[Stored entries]
····················

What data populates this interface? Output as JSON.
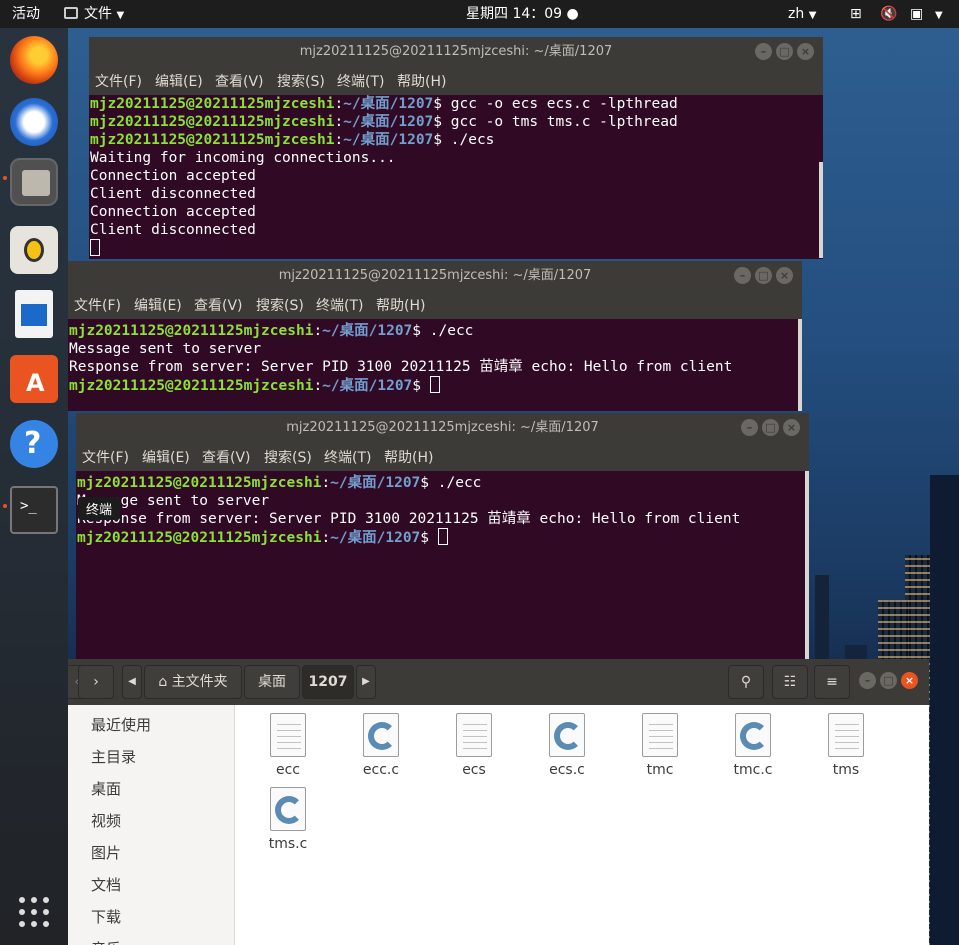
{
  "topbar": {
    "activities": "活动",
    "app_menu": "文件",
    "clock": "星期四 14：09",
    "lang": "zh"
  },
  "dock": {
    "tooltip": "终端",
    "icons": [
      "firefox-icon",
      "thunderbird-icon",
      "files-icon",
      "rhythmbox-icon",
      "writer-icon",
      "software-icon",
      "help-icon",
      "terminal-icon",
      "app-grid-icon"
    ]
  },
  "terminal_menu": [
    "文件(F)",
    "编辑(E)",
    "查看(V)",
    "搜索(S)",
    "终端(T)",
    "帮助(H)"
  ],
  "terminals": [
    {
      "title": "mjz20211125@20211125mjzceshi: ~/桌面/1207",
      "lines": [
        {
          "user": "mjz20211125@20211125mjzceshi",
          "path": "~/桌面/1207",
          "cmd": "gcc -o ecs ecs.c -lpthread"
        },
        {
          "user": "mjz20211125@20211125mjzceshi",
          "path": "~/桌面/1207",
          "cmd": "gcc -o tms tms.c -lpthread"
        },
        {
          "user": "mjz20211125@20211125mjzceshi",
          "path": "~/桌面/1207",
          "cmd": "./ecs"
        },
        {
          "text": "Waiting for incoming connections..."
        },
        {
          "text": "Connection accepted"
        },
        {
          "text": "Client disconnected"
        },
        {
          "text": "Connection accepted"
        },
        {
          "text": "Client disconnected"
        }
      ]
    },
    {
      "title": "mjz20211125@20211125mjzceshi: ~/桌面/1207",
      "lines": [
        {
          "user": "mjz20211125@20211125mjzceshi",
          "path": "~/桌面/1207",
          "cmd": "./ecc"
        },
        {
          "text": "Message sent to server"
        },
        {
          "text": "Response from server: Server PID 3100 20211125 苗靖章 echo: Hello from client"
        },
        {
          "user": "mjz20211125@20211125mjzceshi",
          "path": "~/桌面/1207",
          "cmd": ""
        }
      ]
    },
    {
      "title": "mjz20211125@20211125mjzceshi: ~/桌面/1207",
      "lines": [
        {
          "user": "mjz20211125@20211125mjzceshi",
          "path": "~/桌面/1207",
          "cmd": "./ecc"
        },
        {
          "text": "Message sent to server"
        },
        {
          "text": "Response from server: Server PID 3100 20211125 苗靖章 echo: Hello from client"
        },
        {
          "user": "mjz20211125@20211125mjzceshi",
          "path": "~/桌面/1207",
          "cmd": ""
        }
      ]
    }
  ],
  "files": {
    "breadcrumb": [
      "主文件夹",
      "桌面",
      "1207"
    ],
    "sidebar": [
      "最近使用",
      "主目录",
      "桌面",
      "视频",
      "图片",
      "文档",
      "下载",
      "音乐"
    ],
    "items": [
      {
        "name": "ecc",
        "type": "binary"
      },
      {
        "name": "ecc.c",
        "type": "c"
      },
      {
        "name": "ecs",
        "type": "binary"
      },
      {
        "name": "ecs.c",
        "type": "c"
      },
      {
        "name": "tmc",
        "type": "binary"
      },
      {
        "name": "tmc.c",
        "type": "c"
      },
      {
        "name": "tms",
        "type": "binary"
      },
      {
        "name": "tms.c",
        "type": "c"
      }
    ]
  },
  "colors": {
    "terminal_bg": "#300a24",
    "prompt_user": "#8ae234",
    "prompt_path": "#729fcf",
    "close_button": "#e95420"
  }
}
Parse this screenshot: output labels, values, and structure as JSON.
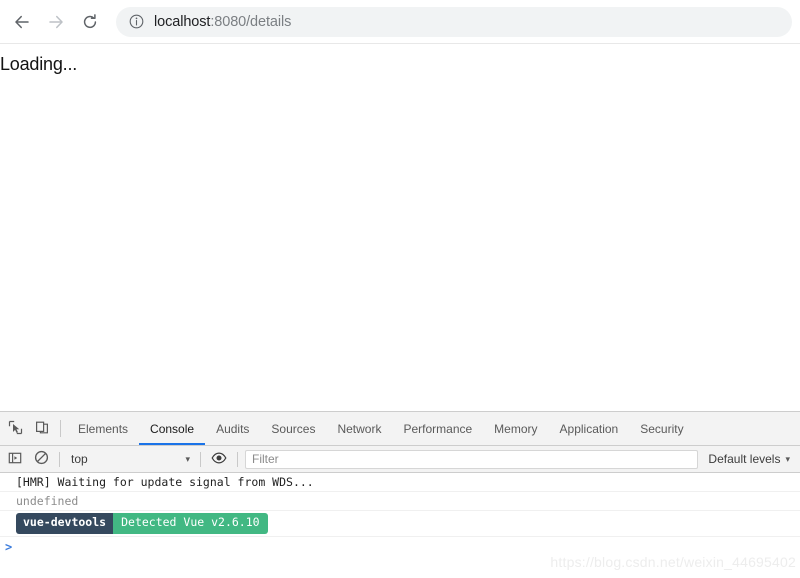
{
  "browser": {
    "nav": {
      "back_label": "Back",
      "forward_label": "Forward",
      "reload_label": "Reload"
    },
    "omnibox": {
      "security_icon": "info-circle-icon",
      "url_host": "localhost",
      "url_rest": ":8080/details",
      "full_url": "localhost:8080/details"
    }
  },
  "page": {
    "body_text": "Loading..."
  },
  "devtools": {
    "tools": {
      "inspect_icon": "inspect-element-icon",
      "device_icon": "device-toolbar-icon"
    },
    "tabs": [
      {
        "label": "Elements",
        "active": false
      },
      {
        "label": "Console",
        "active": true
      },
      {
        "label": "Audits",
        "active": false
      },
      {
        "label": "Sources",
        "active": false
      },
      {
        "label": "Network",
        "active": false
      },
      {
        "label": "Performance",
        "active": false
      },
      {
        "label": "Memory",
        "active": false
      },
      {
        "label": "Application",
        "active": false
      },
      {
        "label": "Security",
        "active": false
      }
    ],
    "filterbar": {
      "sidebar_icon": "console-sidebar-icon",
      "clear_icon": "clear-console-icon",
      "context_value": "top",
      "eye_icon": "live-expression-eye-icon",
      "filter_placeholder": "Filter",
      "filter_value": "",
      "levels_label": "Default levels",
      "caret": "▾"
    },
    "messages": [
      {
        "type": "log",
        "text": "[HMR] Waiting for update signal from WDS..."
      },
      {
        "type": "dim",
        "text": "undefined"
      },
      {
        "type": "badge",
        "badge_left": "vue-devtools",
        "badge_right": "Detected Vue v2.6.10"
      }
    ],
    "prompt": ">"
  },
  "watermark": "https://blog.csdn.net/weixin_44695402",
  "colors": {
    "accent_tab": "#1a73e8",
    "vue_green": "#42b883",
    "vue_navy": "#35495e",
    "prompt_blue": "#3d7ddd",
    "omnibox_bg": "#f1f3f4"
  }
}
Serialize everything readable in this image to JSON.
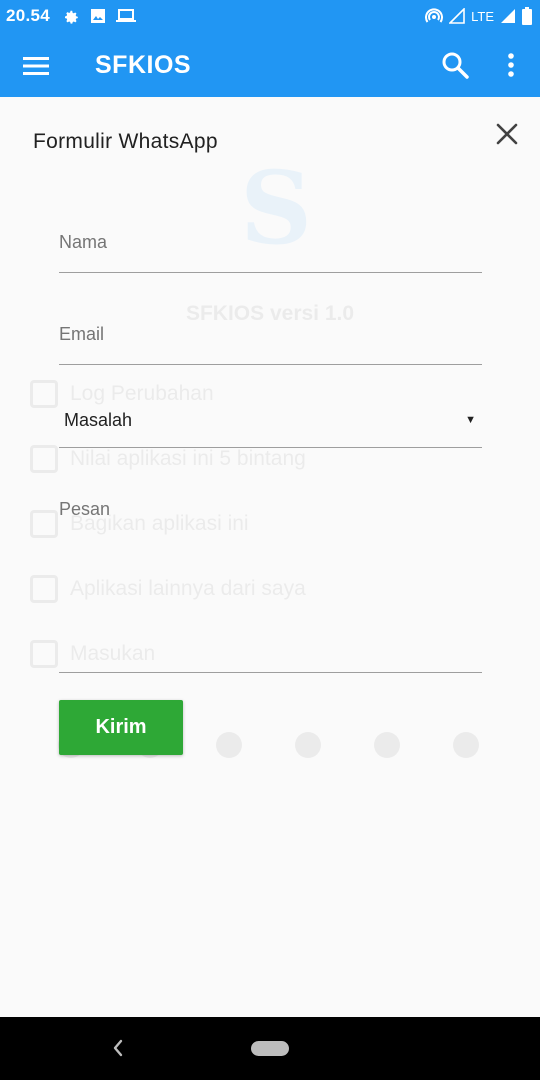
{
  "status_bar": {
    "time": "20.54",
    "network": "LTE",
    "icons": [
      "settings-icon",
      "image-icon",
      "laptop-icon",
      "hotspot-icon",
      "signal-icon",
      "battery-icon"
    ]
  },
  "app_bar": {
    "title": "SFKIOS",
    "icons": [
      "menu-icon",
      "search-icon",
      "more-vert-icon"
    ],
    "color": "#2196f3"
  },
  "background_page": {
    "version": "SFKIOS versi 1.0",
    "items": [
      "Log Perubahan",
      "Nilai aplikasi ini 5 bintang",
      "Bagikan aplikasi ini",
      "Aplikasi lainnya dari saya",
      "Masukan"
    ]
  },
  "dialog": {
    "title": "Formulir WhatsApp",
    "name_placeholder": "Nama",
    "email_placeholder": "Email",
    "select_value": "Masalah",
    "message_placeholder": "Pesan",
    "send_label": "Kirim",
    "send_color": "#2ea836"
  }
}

····················

STATED PROBLEM
The records above must be printed exactly; the pictures stay out.

REPLY TO THE TASK
What data populates this interface? Output as JSON.
{
  "topbar": {
    "activities": "活动",
    "app_menu": "文件",
    "clock": "星期四 14：09",
    "lang": "zh"
  },
  "dock": {
    "tooltip": "终端",
    "icons": [
      "firefox-icon",
      "thunderbird-icon",
      "files-icon",
      "rhythmbox-icon",
      "writer-icon",
      "software-icon",
      "help-icon",
      "terminal-icon",
      "app-grid-icon"
    ]
  },
  "terminal_menu": [
    "文件(F)",
    "编辑(E)",
    "查看(V)",
    "搜索(S)",
    "终端(T)",
    "帮助(H)"
  ],
  "terminals": [
    {
      "title": "mjz20211125@20211125mjzceshi: ~/桌面/1207",
      "lines": [
        {
          "user": "mjz20211125@20211125mjzceshi",
          "path": "~/桌面/1207",
          "cmd": "gcc -o ecs ecs.c -lpthread"
        },
        {
          "user": "mjz20211125@20211125mjzceshi",
          "path": "~/桌面/1207",
          "cmd": "gcc -o tms tms.c -lpthread"
        },
        {
          "user": "mjz20211125@20211125mjzceshi",
          "path": "~/桌面/1207",
          "cmd": "./ecs"
        },
        {
          "text": "Waiting for incoming connections..."
        },
        {
          "text": "Connection accepted"
        },
        {
          "text": "Client disconnected"
        },
        {
          "text": "Connection accepted"
        },
        {
          "text": "Client disconnected"
        }
      ]
    },
    {
      "title": "mjz20211125@20211125mjzceshi: ~/桌面/1207",
      "lines": [
        {
          "user": "mjz20211125@20211125mjzceshi",
          "path": "~/桌面/1207",
          "cmd": "./ecc"
        },
        {
          "text": "Message sent to server"
        },
        {
          "text": "Response from server: Server PID 3100 20211125 苗靖章 echo: Hello from client"
        },
        {
          "user": "mjz20211125@20211125mjzceshi",
          "path": "~/桌面/1207",
          "cmd": ""
        }
      ]
    },
    {
      "title": "mjz20211125@20211125mjzceshi: ~/桌面/1207",
      "lines": [
        {
          "user": "mjz20211125@20211125mjzceshi",
          "path": "~/桌面/1207",
          "cmd": "./ecc"
        },
        {
          "text": "Message sent to server"
        },
        {
          "text": "Response from server: Server PID 3100 20211125 苗靖章 echo: Hello from client"
        },
        {
          "user": "mjz20211125@20211125mjzceshi",
          "path": "~/桌面/1207",
          "cmd": ""
        }
      ]
    }
  ],
  "files": {
    "breadcrumb": [
      "主文件夹",
      "桌面",
      "1207"
    ],
    "sidebar": [
      "最近使用",
      "主目录",
      "桌面",
      "视频",
      "图片",
      "文档",
      "下载",
      "音乐"
    ],
    "items": [
      {
        "name": "ecc",
        "type": "binary"
      },
      {
        "name": "ecc.c",
        "type": "c"
      },
      {
        "name": "ecs",
        "type": "binary"
      },
      {
        "name": "ecs.c",
        "type": "c"
      },
      {
        "name": "tmc",
        "type": "binary"
      },
      {
        "name": "tmc.c",
        "type": "c"
      },
      {
        "name": "tms",
        "type": "binary"
      },
      {
        "name": "tms.c",
        "type": "c"
      }
    ]
  },
  "colors": {
    "terminal_bg": "#300a24",
    "prompt_user": "#8ae234",
    "prompt_path": "#729fcf",
    "close_button": "#e95420"
  }
}
Parse this screenshot: output labels, values, and structure as JSON.
{
  "browser": {
    "nav": {
      "back_label": "Back",
      "forward_label": "Forward",
      "reload_label": "Reload"
    },
    "omnibox": {
      "security_icon": "info-circle-icon",
      "url_host": "localhost",
      "url_rest": ":8080/details",
      "full_url": "localhost:8080/details"
    }
  },
  "page": {
    "body_text": "Loading..."
  },
  "devtools": {
    "tools": {
      "inspect_icon": "inspect-element-icon",
      "device_icon": "device-toolbar-icon"
    },
    "tabs": [
      {
        "label": "Elements",
        "active": false
      },
      {
        "label": "Console",
        "active": true
      },
      {
        "label": "Audits",
        "active": false
      },
      {
        "label": "Sources",
        "active": false
      },
      {
        "label": "Network",
        "active": false
      },
      {
        "label": "Performance",
        "active": false
      },
      {
        "label": "Memory",
        "active": false
      },
      {
        "label": "Application",
        "active": false
      },
      {
        "label": "Security",
        "active": false
      }
    ],
    "filterbar": {
      "sidebar_icon": "console-sidebar-icon",
      "clear_icon": "clear-console-icon",
      "context_value": "top",
      "eye_icon": "live-expression-eye-icon",
      "filter_placeholder": "Filter",
      "filter_value": "",
      "levels_label": "Default levels",
      "caret": "▾"
    },
    "messages": [
      {
        "type": "log",
        "text": "[HMR] Waiting for update signal from WDS..."
      },
      {
        "type": "dim",
        "text": "undefined"
      },
      {
        "type": "badge",
        "badge_left": "vue-devtools",
        "badge_right": "Detected Vue v2.6.10"
      }
    ],
    "prompt": ">"
  },
  "watermark": "https://blog.csdn.net/weixin_44695402",
  "colors": {
    "accent_tab": "#1a73e8",
    "vue_green": "#42b883",
    "vue_navy": "#35495e",
    "prompt_blue": "#3d7ddd",
    "omnibox_bg": "#f1f3f4"
  }
}
Serialize everything readable in this image to JSON.
{
  "status_bar": {
    "time": "20.54",
    "network": "LTE",
    "icons": [
      "settings-icon",
      "image-icon",
      "laptop-icon",
      "hotspot-icon",
      "signal-icon",
      "battery-icon"
    ]
  },
  "app_bar": {
    "title": "SFKIOS",
    "icons": [
      "menu-icon",
      "search-icon",
      "more-vert-icon"
    ],
    "color": "#2196f3"
  },
  "background_page": {
    "version": "SFKIOS versi 1.0",
    "items": [
      "Log Perubahan",
      "Nilai aplikasi ini 5 bintang",
      "Bagikan aplikasi ini",
      "Aplikasi lainnya dari saya",
      "Masukan"
    ]
  },
  "dialog": {
    "title": "Formulir WhatsApp",
    "name_placeholder": "Nama",
    "email_placeholder": "Email",
    "select_value": "Masalah",
    "message_placeholder": "Pesan",
    "send_label": "Kirim",
    "send_color": "#2ea836"
  }
}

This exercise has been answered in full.